[Records from a collection of figures]
━━━━━━━━━━
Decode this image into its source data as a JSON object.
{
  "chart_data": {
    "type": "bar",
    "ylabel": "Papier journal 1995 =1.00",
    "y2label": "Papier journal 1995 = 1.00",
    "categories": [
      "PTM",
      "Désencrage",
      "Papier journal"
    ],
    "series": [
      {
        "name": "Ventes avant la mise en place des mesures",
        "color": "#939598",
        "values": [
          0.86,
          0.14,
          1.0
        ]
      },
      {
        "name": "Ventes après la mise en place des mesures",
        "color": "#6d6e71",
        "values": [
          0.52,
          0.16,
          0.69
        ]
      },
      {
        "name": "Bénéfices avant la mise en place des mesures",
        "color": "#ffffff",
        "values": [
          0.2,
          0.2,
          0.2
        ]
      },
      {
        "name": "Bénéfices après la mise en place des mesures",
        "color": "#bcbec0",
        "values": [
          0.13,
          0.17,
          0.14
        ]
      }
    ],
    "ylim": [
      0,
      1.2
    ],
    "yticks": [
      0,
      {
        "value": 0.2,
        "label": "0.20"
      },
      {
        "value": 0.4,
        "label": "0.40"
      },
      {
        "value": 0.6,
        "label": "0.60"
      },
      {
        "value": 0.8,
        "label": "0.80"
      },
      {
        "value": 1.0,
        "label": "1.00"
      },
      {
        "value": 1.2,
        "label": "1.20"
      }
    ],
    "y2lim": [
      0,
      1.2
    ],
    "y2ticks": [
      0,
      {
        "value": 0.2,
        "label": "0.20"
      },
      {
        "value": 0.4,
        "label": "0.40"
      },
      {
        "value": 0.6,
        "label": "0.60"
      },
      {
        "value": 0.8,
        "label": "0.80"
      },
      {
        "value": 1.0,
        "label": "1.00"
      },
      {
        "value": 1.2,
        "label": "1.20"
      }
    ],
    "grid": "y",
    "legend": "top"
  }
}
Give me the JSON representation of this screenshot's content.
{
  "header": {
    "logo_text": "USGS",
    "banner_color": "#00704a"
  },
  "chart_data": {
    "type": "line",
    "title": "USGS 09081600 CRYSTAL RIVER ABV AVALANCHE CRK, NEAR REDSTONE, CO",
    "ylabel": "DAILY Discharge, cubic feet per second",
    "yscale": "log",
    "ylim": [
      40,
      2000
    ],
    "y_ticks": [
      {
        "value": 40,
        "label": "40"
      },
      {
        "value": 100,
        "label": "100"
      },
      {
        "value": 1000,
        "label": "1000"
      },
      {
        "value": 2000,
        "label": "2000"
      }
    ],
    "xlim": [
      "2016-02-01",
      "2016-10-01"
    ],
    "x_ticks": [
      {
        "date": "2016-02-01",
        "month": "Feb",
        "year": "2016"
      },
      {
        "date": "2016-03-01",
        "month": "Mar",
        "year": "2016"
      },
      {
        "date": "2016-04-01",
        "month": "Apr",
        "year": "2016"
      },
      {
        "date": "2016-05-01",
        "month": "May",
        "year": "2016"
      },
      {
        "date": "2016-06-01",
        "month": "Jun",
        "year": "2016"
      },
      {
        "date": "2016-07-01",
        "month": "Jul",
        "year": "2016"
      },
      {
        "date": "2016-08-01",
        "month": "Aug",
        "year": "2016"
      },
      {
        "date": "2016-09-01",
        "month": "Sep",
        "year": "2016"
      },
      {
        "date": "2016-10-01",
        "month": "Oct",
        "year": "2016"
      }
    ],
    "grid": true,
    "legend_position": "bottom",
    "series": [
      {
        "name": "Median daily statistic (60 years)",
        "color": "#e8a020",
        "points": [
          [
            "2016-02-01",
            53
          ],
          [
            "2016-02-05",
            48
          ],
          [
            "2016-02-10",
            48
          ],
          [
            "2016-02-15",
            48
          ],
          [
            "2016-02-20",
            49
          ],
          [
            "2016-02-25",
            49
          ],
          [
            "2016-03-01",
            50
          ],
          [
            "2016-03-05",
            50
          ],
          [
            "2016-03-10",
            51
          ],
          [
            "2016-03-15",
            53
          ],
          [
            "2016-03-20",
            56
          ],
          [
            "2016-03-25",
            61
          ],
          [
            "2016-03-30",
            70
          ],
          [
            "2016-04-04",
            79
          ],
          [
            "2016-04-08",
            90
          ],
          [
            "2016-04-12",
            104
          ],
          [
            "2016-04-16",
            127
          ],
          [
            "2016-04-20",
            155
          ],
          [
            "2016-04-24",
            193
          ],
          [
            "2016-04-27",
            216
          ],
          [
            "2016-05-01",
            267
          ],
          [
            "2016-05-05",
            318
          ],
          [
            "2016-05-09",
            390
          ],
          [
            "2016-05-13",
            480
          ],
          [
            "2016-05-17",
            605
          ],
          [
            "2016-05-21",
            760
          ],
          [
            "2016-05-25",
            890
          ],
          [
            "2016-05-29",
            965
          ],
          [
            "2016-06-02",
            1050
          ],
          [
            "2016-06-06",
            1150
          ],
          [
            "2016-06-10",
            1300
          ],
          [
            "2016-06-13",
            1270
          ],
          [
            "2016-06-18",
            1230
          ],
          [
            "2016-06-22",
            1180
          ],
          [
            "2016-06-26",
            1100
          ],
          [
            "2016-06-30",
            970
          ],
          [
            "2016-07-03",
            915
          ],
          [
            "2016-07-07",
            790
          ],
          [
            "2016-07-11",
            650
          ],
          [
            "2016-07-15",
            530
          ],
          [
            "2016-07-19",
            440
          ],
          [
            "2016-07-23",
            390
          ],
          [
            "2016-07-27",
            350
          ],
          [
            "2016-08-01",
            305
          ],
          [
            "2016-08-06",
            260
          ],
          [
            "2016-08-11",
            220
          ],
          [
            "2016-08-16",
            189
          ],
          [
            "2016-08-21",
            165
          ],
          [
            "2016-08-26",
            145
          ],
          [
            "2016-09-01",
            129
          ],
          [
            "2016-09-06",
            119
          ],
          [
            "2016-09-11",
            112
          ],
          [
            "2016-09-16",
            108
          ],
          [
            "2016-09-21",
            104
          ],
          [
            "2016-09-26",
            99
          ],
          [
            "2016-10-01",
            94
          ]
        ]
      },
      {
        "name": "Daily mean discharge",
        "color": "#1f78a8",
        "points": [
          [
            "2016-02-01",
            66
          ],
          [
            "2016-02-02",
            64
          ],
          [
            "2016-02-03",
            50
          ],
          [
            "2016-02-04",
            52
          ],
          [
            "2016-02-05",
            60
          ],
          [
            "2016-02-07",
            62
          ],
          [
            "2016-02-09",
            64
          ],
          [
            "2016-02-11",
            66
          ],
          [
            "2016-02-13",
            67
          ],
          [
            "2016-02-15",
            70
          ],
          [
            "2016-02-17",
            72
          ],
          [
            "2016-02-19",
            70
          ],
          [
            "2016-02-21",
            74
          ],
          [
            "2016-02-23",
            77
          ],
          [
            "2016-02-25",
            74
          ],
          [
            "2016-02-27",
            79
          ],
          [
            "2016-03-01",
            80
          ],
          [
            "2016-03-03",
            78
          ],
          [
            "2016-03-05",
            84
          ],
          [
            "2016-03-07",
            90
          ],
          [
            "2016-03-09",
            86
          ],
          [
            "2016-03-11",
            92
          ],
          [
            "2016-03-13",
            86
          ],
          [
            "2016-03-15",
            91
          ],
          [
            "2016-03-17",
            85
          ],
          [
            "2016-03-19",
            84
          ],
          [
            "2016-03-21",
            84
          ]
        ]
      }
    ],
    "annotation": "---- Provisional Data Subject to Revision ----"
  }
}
━━━━━━━━━━
**Exercise task**
Quote each line of the listing above exactly.

**Response**
Decode this image into its source data as a JSON object.
{
  "chart_data": {
    "type": "bar",
    "ylabel": "Papier journal 1995 =1.00",
    "y2label": "Papier journal 1995 = 1.00",
    "categories": [
      "PTM",
      "Désencrage",
      "Papier journal"
    ],
    "series": [
      {
        "name": "Ventes avant la mise en place des mesures",
        "color": "#939598",
        "values": [
          0.86,
          0.14,
          1.0
        ]
      },
      {
        "name": "Ventes après la mise en place des mesures",
        "color": "#6d6e71",
        "values": [
          0.52,
          0.16,
          0.69
        ]
      },
      {
        "name": "Bénéfices avant la mise en place des mesures",
        "color": "#ffffff",
        "values": [
          0.2,
          0.2,
          0.2
        ]
      },
      {
        "name": "Bénéfices après la mise en place des mesures",
        "color": "#bcbec0",
        "values": [
          0.13,
          0.17,
          0.14
        ]
      }
    ],
    "ylim": [
      0,
      1.2
    ],
    "yticks": [
      0,
      {
        "value": 0.2,
        "label": "0.20"
      },
      {
        "value": 0.4,
        "label": "0.40"
      },
      {
        "value": 0.6,
        "label": "0.60"
      },
      {
        "value": 0.8,
        "label": "0.80"
      },
      {
        "value": 1.0,
        "label": "1.00"
      },
      {
        "value": 1.2,
        "label": "1.20"
      }
    ],
    "y2lim": [
      0,
      1.2
    ],
    "y2ticks": [
      0,
      {
        "value": 0.2,
        "label": "0.20"
      },
      {
        "value": 0.4,
        "label": "0.40"
      },
      {
        "value": 0.6,
        "label": "0.60"
      },
      {
        "value": 0.8,
        "label": "0.80"
      },
      {
        "value": 1.0,
        "label": "1.00"
      },
      {
        "value": 1.2,
        "label": "1.20"
      }
    ],
    "grid": "y",
    "legend": "top"
  }
}
Give me the JSON representation of this screenshot's content.
{
  "header": {
    "logo_text": "USGS",
    "banner_color": "#00704a"
  },
  "chart_data": {
    "type": "line",
    "title": "USGS 09081600 CRYSTAL RIVER ABV AVALANCHE CRK, NEAR REDSTONE, CO",
    "ylabel": "DAILY Discharge, cubic feet per second",
    "yscale": "log",
    "ylim": [
      40,
      2000
    ],
    "y_ticks": [
      {
        "value": 40,
        "label": "40"
      },
      {
        "value": 100,
        "label": "100"
      },
      {
        "value": 1000,
        "label": "1000"
      },
      {
        "value": 2000,
        "label": "2000"
      }
    ],
    "xlim": [
      "2016-02-01",
      "2016-10-01"
    ],
    "x_ticks": [
      {
        "date": "2016-02-01",
        "month": "Feb",
        "year": "2016"
      },
      {
        "date": "2016-03-01",
        "month": "Mar",
        "year": "2016"
      },
      {
        "date": "2016-04-01",
        "month": "Apr",
        "year": "2016"
      },
      {
        "date": "2016-05-01",
        "month": "May",
        "year": "2016"
      },
      {
        "date": "2016-06-01",
        "month": "Jun",
        "year": "2016"
      },
      {
        "date": "2016-07-01",
        "month": "Jul",
        "year": "2016"
      },
      {
        "date": "2016-08-01",
        "month": "Aug",
        "year": "2016"
      },
      {
        "date": "2016-09-01",
        "month": "Sep",
        "year": "2016"
      },
      {
        "date": "2016-10-01",
        "month": "Oct",
        "year": "2016"
      }
    ],
    "grid": true,
    "legend_position": "bottom",
    "series": [
      {
        "name": "Median daily statistic (60 years)",
        "color": "#e8a020",
        "points": [
          [
            "2016-02-01",
            53
          ],
          [
            "2016-02-05",
            48
          ],
          [
            "2016-02-10",
            48
          ],
          [
            "2016-02-15",
            48
          ],
          [
            "2016-02-20",
            49
          ],
          [
            "2016-02-25",
            49
          ],
          [
            "2016-03-01",
            50
          ],
          [
            "2016-03-05",
            50
          ],
          [
            "2016-03-10",
            51
          ],
          [
            "2016-03-15",
            53
          ],
          [
            "2016-03-20",
            56
          ],
          [
            "2016-03-25",
            61
          ],
          [
            "2016-03-30",
            70
          ],
          [
            "2016-04-04",
            79
          ],
          [
            "2016-04-08",
            90
          ],
          [
            "2016-04-12",
            104
          ],
          [
            "2016-04-16",
            127
          ],
          [
            "2016-04-20",
            155
          ],
          [
            "2016-04-24",
            193
          ],
          [
            "2016-04-27",
            216
          ],
          [
            "2016-05-01",
            267
          ],
          [
            "2016-05-05",
            318
          ],
          [
            "2016-05-09",
            390
          ],
          [
            "2016-05-13",
            480
          ],
          [
            "2016-05-17",
            605
          ],
          [
            "2016-05-21",
            760
          ],
          [
            "2016-05-25",
            890
          ],
          [
            "2016-05-29",
            965
          ],
          [
            "2016-06-02",
            1050
          ],
          [
            "2016-06-06",
            1150
          ],
          [
            "2016-06-10",
            1300
          ],
          [
            "2016-06-13",
            1270
          ],
          [
            "2016-06-18",
            1230
          ],
          [
            "2016-06-22",
            1180
          ],
          [
            "2016-06-26",
            1100
          ],
          [
            "2016-06-30",
            970
          ],
          [
            "2016-07-03",
            915
          ],
          [
            "2016-07-07",
            790
          ],
          [
            "2016-07-11",
            650
          ],
          [
            "2016-07-15",
            530
          ],
          [
            "2016-07-19",
            440
          ],
          [
            "2016-07-23",
            390
          ],
          [
            "2016-07-27",
            350
          ],
          [
            "2016-08-01",
            305
          ],
          [
            "2016-08-06",
            260
          ],
          [
            "2016-08-11",
            220
          ],
          [
            "2016-08-16",
            189
          ],
          [
            "2016-08-21",
            165
          ],
          [
            "2016-08-26",
            145
          ],
          [
            "2016-09-01",
            129
          ],
          [
            "2016-09-06",
            119
          ],
          [
            "2016-09-11",
            112
          ],
          [
            "2016-09-16",
            108
          ],
          [
            "2016-09-21",
            104
          ],
          [
            "2016-09-26",
            99
          ],
          [
            "2016-10-01",
            94
          ]
        ]
      },
      {
        "name": "Daily mean discharge",
        "color": "#1f78a8",
        "points": [
          [
            "2016-02-01",
            66
          ],
          [
            "2016-02-02",
            64
          ],
          [
            "2016-02-03",
            50
          ],
          [
            "2016-02-04",
            52
          ],
          [
            "2016-02-05",
            60
          ],
          [
            "2016-02-07",
            62
          ],
          [
            "2016-02-09",
            64
          ],
          [
            "2016-02-11",
            66
          ],
          [
            "2016-02-13",
            67
          ],
          [
            "2016-02-15",
            70
          ],
          [
            "2016-02-17",
            72
          ],
          [
            "2016-02-19",
            70
          ],
          [
            "2016-02-21",
            74
          ],
          [
            "2016-02-23",
            77
          ],
          [
            "2016-02-25",
            74
          ],
          [
            "2016-02-27",
            79
          ],
          [
            "2016-03-01",
            80
          ],
          [
            "2016-03-03",
            78
          ],
          [
            "2016-03-05",
            84
          ],
          [
            "2016-03-07",
            90
          ],
          [
            "2016-03-09",
            86
          ],
          [
            "2016-03-11",
            92
          ],
          [
            "2016-03-13",
            86
          ],
          [
            "2016-03-15",
            91
          ],
          [
            "2016-03-17",
            85
          ],
          [
            "2016-03-19",
            84
          ],
          [
            "2016-03-21",
            84
          ]
        ]
      }
    ],
    "annotation": "---- Provisional Data Subject to Revision ----"
  }
}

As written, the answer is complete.